**** MATERIAL FOR THIS TASK ****

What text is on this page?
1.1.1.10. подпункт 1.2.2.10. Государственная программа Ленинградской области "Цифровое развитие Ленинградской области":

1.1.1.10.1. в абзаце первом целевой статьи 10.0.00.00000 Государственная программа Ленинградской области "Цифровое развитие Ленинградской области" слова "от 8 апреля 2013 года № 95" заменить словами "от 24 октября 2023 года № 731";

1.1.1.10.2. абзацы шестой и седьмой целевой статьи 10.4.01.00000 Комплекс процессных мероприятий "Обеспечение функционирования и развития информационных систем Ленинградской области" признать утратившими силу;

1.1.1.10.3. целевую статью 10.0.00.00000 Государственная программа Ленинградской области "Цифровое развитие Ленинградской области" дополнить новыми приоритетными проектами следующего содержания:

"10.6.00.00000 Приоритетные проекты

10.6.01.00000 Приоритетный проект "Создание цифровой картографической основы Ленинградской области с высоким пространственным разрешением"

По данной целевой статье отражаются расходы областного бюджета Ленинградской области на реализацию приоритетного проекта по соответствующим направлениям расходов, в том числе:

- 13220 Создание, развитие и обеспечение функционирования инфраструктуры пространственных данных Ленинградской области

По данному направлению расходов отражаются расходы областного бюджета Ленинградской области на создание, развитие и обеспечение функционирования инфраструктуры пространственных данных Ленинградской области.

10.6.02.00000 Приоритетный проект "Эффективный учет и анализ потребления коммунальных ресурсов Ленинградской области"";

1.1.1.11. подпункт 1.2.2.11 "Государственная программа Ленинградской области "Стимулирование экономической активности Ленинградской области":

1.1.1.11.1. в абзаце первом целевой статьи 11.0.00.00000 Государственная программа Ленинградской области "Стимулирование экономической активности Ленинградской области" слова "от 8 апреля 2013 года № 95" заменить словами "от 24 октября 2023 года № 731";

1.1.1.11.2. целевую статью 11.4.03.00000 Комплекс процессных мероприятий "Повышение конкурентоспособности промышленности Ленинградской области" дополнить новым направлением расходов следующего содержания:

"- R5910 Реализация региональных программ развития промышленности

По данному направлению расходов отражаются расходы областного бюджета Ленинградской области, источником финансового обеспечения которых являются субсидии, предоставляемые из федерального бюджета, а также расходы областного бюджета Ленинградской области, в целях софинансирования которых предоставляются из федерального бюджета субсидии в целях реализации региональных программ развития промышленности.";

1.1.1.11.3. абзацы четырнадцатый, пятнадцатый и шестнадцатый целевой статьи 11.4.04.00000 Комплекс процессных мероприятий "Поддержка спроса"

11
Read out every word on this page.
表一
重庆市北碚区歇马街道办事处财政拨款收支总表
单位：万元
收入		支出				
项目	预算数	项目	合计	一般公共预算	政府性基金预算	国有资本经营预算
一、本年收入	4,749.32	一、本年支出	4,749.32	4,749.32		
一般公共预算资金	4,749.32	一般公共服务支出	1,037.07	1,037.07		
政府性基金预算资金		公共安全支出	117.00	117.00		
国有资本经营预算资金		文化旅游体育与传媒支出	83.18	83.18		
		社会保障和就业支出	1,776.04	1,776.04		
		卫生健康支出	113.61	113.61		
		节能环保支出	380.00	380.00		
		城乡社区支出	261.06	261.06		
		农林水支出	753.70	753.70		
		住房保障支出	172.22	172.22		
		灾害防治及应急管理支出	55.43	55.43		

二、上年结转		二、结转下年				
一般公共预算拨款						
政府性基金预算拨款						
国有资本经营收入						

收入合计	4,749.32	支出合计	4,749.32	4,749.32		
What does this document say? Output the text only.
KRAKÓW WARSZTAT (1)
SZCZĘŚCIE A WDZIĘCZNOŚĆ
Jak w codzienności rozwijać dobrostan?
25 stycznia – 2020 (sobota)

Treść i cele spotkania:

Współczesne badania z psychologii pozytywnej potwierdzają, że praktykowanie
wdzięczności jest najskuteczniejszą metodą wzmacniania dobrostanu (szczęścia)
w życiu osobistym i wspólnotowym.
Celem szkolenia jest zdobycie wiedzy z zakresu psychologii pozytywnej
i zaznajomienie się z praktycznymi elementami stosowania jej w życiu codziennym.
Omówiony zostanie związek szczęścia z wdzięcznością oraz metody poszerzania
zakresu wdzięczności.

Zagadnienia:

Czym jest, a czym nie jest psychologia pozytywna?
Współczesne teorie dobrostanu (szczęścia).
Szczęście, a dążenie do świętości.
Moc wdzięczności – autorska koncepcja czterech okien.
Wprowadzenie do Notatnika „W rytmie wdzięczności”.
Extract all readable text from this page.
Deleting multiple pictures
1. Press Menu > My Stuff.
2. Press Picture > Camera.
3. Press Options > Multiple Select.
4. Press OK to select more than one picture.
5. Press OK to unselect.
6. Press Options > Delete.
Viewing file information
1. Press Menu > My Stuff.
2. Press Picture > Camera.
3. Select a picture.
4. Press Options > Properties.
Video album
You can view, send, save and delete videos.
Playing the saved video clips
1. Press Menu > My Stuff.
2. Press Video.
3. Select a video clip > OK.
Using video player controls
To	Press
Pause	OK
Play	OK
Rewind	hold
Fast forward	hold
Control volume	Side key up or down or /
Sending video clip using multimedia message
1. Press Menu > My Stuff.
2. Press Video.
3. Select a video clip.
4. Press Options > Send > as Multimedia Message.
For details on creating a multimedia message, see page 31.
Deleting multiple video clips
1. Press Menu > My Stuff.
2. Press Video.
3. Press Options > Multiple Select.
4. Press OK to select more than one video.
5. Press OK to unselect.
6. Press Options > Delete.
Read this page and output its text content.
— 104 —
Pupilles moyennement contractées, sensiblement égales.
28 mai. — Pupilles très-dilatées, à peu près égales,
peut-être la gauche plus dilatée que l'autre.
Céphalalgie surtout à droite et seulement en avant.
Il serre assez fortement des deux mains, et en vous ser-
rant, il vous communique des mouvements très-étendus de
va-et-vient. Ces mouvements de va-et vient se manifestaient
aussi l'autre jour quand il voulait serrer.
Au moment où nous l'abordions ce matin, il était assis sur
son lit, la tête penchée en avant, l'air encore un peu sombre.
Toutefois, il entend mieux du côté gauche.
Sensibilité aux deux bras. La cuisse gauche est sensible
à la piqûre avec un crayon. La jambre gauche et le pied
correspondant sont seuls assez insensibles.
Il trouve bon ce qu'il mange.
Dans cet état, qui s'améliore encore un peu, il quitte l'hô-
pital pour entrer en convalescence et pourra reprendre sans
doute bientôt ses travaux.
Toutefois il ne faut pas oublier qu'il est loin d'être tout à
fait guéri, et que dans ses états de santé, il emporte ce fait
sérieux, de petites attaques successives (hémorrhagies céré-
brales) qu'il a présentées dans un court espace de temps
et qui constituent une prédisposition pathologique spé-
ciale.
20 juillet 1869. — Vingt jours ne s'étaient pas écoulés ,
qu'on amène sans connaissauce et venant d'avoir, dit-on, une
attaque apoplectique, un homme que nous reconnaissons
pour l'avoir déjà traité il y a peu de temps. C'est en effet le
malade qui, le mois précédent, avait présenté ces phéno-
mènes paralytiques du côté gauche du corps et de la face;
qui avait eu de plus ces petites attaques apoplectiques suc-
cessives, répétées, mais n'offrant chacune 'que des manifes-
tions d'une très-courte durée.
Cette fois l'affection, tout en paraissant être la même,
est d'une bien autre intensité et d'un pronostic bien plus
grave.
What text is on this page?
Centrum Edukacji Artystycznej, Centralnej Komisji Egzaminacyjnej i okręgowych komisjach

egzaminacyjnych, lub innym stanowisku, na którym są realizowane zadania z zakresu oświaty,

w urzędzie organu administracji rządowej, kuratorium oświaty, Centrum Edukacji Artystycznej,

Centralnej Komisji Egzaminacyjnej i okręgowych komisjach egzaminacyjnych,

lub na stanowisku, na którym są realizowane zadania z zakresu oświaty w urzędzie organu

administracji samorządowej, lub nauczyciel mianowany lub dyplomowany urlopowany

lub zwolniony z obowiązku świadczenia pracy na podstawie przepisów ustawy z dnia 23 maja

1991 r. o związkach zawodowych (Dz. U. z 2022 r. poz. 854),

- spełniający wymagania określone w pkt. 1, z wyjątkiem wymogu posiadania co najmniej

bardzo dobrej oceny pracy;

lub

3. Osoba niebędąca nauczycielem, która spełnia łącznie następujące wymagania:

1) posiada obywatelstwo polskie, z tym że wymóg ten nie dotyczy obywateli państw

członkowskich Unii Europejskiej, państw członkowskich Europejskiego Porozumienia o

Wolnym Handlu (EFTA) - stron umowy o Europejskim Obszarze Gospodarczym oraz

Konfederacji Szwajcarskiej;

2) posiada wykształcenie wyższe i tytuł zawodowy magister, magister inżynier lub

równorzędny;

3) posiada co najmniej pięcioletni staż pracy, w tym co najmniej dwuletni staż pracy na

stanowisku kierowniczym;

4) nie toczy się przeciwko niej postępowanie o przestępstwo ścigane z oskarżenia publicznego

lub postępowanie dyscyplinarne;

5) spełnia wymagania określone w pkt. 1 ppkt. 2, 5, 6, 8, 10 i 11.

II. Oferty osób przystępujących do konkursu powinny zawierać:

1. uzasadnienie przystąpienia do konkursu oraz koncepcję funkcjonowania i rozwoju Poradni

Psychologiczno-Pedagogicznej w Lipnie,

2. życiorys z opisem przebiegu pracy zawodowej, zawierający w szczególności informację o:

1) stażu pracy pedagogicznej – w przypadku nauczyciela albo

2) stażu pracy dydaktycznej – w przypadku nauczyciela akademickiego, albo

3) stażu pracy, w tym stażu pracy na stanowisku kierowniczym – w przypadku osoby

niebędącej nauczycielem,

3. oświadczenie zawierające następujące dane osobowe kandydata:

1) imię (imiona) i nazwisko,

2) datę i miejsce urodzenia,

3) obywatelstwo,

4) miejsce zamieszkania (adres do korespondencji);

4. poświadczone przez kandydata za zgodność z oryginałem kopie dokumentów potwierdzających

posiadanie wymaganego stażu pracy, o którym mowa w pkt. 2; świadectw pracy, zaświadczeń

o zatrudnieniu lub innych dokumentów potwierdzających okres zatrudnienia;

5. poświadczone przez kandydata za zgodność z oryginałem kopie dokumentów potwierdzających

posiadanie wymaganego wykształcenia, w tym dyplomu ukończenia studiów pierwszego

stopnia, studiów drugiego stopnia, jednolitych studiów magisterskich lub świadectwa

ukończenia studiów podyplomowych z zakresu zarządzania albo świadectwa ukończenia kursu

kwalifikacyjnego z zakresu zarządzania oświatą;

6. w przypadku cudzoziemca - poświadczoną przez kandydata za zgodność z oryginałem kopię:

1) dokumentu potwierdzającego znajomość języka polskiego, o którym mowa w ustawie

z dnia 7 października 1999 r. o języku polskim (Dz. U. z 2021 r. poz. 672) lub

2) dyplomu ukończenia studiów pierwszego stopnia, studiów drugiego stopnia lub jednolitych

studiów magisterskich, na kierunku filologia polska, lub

****

Using the records above, copy each line that contains "wymagania".

THE OUTPUT:
- spełniający wymagania określone w pkt. 1, z wyjątkiem wymogu posiadania co najmniej
3. Osoba niebędąca nauczycielem, która spełnia łącznie następujące wymagania:
5) spełnia wymagania określone w pkt. 1 ppkt. 2, 5, 6, 8, 10 i 11.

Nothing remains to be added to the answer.